» Problem description
Return all lines in the material below that contain "this".

====================

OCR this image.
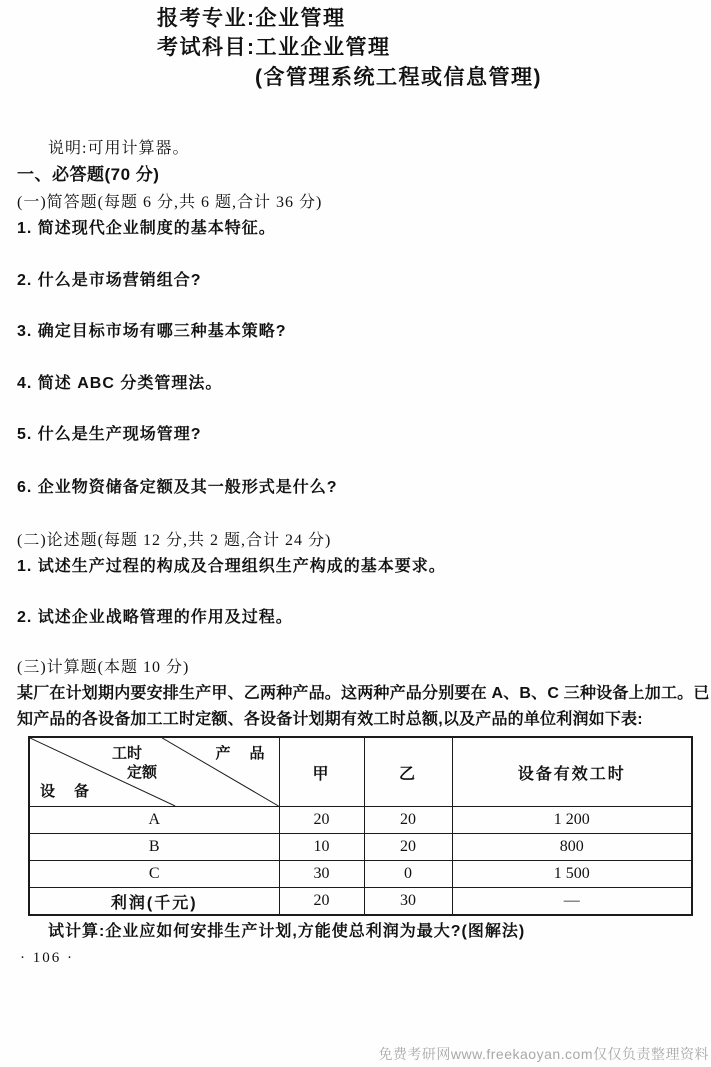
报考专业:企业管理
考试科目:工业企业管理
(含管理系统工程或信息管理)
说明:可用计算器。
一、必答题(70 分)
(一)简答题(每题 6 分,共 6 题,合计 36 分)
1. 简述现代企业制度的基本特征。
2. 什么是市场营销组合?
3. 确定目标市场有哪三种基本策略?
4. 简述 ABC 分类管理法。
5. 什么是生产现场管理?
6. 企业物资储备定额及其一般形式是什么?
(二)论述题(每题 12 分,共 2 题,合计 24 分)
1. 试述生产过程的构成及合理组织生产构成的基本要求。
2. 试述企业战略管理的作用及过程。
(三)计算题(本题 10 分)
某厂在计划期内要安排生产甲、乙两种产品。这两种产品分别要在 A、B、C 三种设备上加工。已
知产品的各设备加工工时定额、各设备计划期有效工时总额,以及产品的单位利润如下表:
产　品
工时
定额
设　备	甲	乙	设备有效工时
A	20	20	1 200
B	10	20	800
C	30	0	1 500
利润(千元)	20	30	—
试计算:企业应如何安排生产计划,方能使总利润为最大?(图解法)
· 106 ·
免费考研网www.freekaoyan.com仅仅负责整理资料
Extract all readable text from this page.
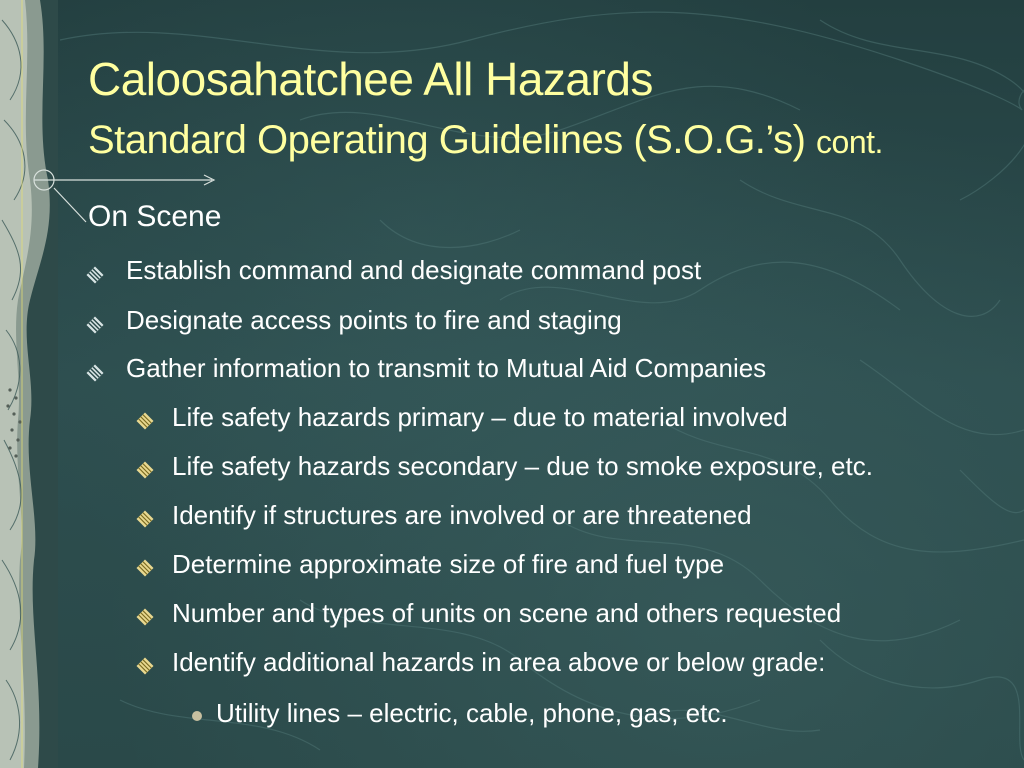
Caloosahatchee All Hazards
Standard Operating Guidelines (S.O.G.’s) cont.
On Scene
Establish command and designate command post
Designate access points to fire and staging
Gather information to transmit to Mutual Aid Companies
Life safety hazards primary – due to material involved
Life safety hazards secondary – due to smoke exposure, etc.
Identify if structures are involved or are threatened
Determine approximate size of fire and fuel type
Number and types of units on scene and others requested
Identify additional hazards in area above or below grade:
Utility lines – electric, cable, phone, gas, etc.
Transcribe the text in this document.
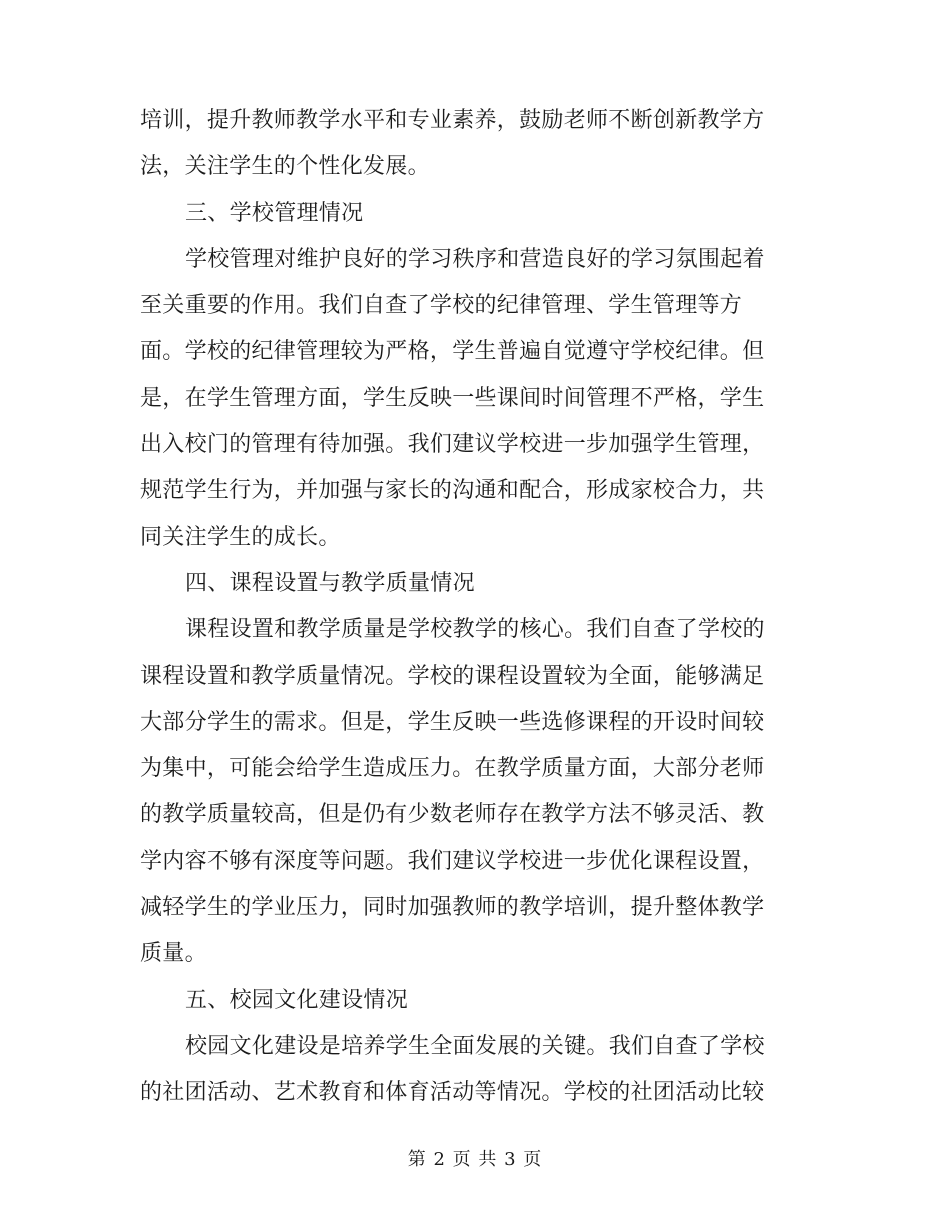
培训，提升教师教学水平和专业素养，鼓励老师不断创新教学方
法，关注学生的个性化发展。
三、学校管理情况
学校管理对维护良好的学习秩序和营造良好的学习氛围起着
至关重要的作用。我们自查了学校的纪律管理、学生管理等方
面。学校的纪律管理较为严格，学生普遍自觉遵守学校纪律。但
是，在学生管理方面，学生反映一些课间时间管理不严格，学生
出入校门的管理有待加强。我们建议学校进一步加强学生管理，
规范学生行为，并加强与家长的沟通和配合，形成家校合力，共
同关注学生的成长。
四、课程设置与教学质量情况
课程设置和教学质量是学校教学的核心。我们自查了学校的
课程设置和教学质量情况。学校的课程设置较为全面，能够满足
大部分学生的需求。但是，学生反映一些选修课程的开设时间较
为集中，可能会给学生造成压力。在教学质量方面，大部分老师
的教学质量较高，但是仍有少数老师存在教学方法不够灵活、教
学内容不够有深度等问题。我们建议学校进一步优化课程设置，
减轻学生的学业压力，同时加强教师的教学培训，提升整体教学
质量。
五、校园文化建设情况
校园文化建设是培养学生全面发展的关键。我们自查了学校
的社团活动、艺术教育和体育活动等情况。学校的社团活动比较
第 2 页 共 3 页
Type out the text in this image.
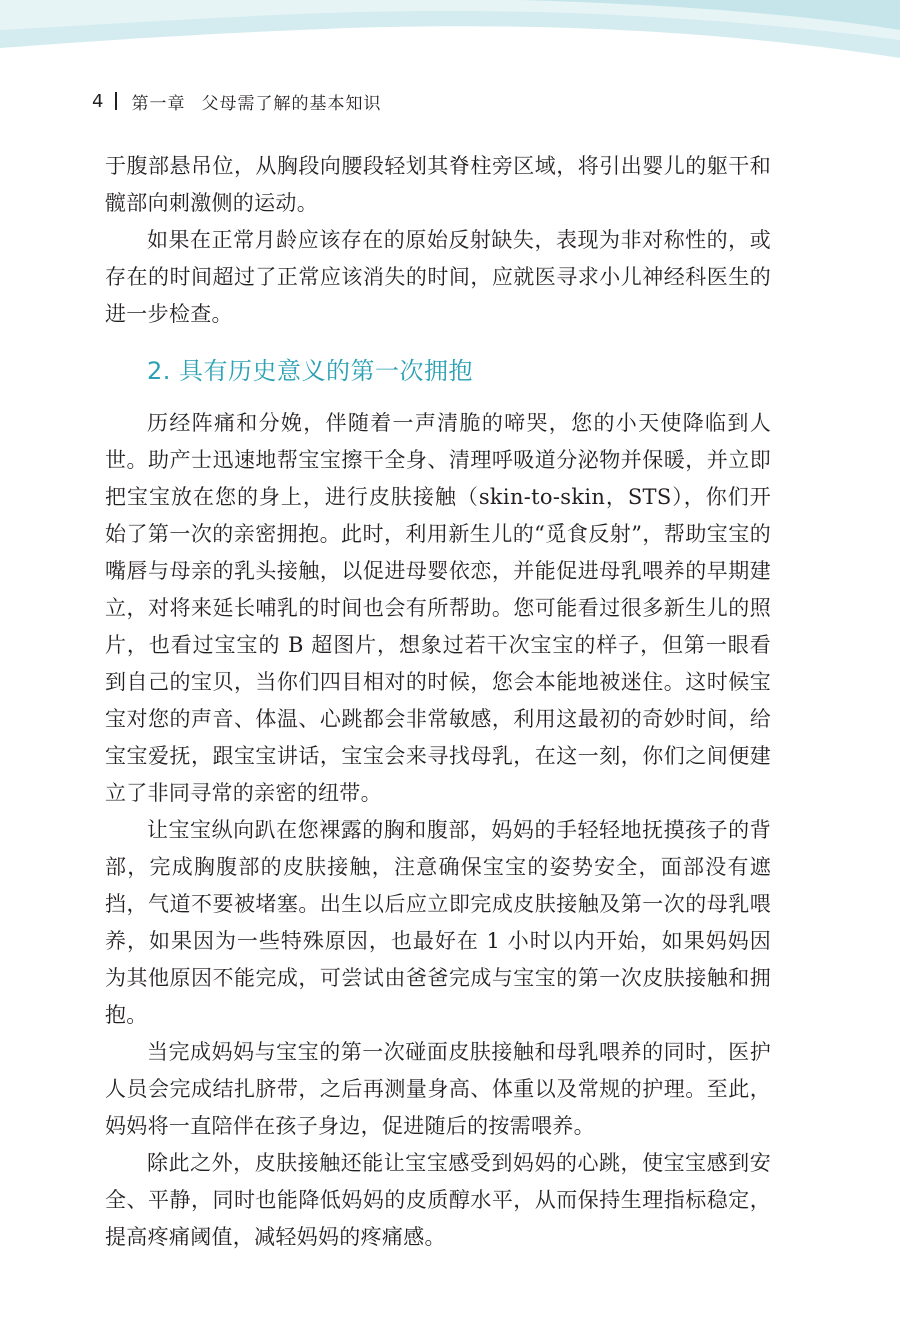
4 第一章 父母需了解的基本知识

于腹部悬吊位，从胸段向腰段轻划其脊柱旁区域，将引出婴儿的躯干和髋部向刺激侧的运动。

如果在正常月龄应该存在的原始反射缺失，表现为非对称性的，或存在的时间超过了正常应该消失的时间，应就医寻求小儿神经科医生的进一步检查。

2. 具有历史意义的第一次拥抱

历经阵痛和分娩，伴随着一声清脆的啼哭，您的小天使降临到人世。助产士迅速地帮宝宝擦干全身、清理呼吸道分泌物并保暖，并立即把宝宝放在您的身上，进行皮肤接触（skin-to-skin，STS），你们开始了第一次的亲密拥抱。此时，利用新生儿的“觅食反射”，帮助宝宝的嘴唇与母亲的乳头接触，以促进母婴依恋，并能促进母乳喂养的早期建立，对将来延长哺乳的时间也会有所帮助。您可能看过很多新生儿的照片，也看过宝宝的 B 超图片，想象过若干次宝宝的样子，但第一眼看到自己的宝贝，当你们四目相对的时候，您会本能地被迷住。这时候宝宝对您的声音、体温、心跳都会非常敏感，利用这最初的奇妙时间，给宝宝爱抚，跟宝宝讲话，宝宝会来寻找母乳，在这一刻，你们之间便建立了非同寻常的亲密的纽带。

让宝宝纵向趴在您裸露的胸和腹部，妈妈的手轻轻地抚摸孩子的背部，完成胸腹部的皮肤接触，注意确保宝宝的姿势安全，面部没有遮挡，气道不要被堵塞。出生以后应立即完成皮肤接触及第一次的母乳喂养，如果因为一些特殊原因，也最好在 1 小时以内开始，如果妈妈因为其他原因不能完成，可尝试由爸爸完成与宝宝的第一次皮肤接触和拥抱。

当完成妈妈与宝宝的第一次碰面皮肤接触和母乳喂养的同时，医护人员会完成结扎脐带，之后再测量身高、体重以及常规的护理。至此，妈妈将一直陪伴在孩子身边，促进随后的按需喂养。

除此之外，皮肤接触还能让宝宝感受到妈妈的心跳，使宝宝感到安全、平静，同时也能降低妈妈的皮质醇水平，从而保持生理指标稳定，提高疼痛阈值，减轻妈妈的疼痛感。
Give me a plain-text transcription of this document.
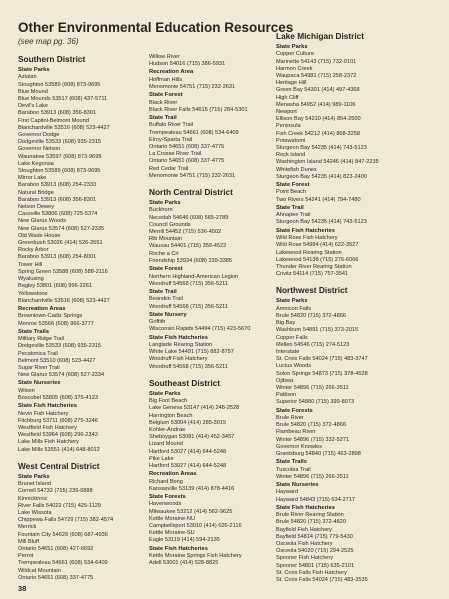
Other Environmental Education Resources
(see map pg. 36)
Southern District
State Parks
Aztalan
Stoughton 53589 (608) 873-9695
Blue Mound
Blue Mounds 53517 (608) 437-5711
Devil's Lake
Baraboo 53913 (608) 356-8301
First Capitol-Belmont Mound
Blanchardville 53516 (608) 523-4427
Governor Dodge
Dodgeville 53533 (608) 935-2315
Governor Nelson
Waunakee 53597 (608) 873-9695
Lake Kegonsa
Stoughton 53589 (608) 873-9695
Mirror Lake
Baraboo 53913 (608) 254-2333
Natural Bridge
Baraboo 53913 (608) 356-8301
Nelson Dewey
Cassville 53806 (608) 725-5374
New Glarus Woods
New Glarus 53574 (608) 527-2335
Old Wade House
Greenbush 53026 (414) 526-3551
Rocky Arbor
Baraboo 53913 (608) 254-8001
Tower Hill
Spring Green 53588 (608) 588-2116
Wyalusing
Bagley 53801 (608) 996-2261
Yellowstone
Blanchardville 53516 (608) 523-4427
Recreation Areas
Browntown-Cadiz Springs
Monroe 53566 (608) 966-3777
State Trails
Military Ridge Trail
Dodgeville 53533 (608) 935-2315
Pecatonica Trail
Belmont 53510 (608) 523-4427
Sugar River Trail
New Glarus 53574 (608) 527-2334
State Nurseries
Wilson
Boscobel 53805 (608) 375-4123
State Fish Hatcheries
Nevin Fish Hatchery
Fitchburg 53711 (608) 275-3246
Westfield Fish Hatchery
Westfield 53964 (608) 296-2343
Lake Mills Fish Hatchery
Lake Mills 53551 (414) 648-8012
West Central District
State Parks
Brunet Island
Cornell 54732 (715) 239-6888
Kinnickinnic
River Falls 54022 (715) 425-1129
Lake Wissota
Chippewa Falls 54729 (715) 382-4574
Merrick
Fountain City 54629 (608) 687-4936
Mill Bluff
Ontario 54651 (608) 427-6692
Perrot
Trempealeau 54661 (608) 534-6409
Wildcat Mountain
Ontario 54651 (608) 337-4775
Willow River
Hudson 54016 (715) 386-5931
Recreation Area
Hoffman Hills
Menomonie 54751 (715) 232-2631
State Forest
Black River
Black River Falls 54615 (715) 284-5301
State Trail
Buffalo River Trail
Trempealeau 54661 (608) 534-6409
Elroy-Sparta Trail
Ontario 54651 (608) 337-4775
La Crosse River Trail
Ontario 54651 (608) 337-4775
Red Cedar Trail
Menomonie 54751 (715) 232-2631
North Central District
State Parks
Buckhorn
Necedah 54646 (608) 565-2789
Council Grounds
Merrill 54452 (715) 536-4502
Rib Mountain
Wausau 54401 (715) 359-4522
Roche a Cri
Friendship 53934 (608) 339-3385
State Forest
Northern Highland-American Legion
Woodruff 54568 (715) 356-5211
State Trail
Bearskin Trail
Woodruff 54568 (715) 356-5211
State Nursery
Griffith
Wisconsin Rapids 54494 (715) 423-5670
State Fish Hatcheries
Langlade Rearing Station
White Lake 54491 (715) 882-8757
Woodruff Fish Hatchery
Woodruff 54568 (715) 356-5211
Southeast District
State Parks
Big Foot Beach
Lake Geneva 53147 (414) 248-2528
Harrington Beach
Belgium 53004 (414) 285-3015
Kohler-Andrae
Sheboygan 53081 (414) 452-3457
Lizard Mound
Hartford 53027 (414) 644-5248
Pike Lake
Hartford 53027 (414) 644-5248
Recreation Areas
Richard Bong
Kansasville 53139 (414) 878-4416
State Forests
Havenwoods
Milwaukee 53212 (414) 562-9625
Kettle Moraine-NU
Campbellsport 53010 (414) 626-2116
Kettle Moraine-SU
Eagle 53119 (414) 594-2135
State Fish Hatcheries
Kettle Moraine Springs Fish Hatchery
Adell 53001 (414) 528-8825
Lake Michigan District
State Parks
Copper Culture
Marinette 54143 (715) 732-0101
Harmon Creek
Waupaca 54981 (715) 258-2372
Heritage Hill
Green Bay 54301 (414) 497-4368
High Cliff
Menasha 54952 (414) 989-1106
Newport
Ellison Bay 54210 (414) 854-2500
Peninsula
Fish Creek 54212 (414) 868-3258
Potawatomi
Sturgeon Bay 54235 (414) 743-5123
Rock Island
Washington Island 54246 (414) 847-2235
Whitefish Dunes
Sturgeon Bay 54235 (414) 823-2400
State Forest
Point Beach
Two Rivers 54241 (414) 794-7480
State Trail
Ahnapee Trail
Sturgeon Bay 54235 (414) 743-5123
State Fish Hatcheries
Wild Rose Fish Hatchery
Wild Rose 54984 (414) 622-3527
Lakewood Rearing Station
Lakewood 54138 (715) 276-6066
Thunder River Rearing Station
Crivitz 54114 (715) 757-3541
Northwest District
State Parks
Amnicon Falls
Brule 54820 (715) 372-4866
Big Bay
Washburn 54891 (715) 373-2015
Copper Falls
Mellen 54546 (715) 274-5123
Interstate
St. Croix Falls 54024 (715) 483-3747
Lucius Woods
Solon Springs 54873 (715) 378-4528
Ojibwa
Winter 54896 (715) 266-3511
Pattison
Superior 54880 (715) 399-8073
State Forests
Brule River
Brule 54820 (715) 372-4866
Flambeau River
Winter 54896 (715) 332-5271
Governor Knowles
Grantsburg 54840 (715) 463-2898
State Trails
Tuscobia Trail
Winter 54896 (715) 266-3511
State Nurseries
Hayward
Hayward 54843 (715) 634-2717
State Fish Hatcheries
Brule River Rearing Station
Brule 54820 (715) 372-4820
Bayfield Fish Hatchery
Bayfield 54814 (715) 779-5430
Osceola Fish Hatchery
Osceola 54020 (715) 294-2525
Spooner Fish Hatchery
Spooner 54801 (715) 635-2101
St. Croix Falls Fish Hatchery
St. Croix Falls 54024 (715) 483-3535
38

====================

» Finished exercise
OCR this image.
Extract all readable text from this page.
Transcribe the text in this document.
Type out the text in this image.
Give me a plain-text transcription of this document.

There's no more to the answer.